Could you copy every line from the material below in which "moral" appears?

*** Data supplied ***

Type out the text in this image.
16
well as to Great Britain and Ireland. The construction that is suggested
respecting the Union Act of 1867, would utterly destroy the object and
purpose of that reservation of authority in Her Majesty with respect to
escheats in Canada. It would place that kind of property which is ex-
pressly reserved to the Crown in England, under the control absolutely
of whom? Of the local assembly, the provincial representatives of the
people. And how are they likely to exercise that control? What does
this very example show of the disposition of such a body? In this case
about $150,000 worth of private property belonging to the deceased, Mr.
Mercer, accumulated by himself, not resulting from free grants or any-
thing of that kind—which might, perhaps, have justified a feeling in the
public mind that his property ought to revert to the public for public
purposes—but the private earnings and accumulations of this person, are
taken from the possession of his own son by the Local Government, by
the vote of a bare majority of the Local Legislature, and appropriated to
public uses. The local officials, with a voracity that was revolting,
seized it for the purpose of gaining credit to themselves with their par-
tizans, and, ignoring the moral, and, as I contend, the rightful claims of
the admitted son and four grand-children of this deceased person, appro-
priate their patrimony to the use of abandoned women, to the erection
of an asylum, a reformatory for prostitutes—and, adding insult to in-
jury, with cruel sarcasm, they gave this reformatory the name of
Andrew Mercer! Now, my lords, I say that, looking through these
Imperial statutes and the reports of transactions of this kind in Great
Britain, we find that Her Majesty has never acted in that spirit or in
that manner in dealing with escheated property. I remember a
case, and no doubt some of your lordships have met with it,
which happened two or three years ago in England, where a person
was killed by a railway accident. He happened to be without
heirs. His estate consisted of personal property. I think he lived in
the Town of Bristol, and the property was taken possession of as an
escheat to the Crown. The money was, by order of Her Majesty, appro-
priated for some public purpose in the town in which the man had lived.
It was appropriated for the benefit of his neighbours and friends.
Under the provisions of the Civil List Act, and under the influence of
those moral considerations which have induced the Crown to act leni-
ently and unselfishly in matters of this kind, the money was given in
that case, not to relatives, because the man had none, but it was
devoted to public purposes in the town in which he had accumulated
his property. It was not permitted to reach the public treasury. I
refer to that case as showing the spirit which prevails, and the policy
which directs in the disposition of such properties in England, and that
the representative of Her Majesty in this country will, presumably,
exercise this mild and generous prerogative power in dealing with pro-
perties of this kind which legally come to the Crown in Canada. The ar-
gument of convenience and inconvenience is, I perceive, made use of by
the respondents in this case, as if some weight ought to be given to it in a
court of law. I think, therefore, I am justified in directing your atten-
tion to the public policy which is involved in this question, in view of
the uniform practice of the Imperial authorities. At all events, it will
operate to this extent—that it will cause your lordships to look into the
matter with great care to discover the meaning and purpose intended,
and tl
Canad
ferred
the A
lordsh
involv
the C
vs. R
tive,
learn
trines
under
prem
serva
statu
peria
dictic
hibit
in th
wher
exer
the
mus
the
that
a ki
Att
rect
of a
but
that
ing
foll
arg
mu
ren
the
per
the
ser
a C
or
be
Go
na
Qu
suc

***
*** Data supplied ***

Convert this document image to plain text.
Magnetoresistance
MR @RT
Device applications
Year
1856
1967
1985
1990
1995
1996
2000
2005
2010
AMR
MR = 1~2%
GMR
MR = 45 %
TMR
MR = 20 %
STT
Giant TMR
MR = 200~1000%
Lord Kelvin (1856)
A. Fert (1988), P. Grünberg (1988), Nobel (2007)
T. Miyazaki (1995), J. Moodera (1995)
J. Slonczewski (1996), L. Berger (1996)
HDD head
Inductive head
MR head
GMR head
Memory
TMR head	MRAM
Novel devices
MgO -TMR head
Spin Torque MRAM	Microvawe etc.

***

Task solution
tizans, and, ignoring the moral, and, as I contend, the rightful claims of
those moral considerations which have induced the Crown to act leni-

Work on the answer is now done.